Exercise task> Can you lay out the rows below, line by line, as a Markdown table with the columns "No." and "Line", skipping blank lines and leaving out the pictures?

Stored entries
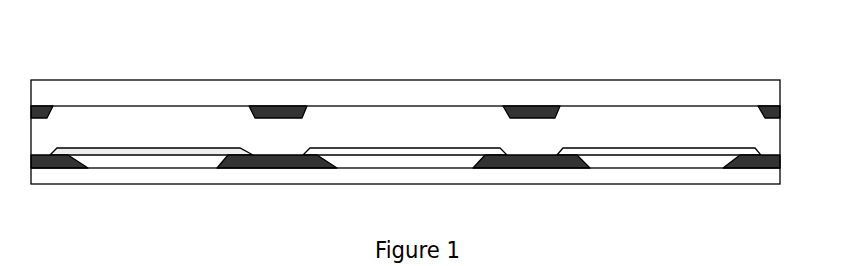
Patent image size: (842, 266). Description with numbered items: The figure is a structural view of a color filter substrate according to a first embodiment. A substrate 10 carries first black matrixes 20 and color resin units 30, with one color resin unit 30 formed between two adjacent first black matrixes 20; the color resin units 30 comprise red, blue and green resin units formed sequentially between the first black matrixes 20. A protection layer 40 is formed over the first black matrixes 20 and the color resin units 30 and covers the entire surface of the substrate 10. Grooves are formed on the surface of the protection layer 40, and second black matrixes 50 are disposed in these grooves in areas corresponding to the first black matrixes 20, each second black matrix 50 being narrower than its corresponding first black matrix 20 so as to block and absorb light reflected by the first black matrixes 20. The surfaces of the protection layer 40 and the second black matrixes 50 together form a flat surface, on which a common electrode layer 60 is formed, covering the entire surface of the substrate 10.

The substrate 10 is at (405, 202).
The first black matrixes 20 is at (405, 195).
The color resin units 30 is at (405, 192).
The protection layer 40 is at (405, 81).
The second black matrixes 50 is at (405, 66).
The common electrode layer 60 is at (405, 60).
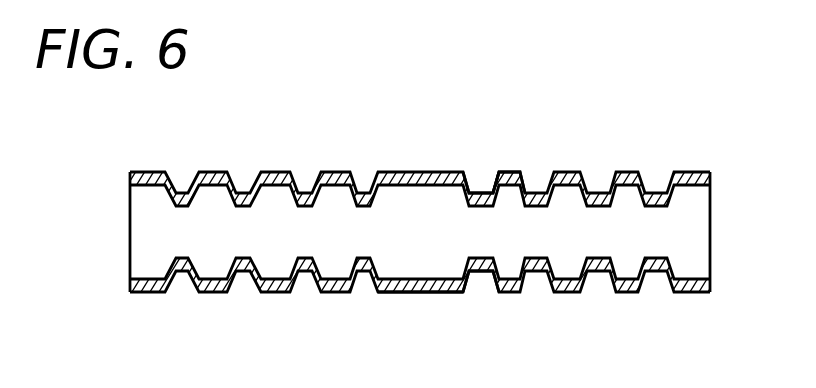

Exercise result>
| No. | Line |
|---|---|
| 1 | Patent image size: (842, 266). Description with numbered items: The figure is a structural view of a color filter substrate according to a first embodiment. A substrate 10 carries first black matrixes 20 and color resin units 30, with one color resin unit 30 formed between two adjacent first black matrixes 20; the color resin units 30 comprise red, blue and green resin units formed sequentially between the first black matrixes 20. A protection layer 40 is formed over the first black matrixes 20 and the color resin units 30 and covers the entire surface of the substrate 10. Grooves are formed on the surface of the protection layer 40, and second black matrixes 50 are disposed in these grooves in areas corresponding to the first black matrixes 20, each second black matrix 50 being narrower than its corresponding first black matrix 20 so as to block and absorb light reflected by the first black matrixes 20. The surfaces of the protection layer 40 and the second black matrixes 50 together form a flat surface, on which a common electrode layer 60 is formed, covering the entire surface of the substrate 10. |
| 2 | The substrate 10 is at (405, 202). |
| 3 | The first black matrixes 20 is at (405, 195). |
| 4 | The color resin units 30 is at (405, 192). |
| 5 | The protection layer 40 is at (405, 81). |
| 6 | The second black matrixes 50 is at (405, 66). |
| 7 | The common electrode layer 60 is at (405, 60). |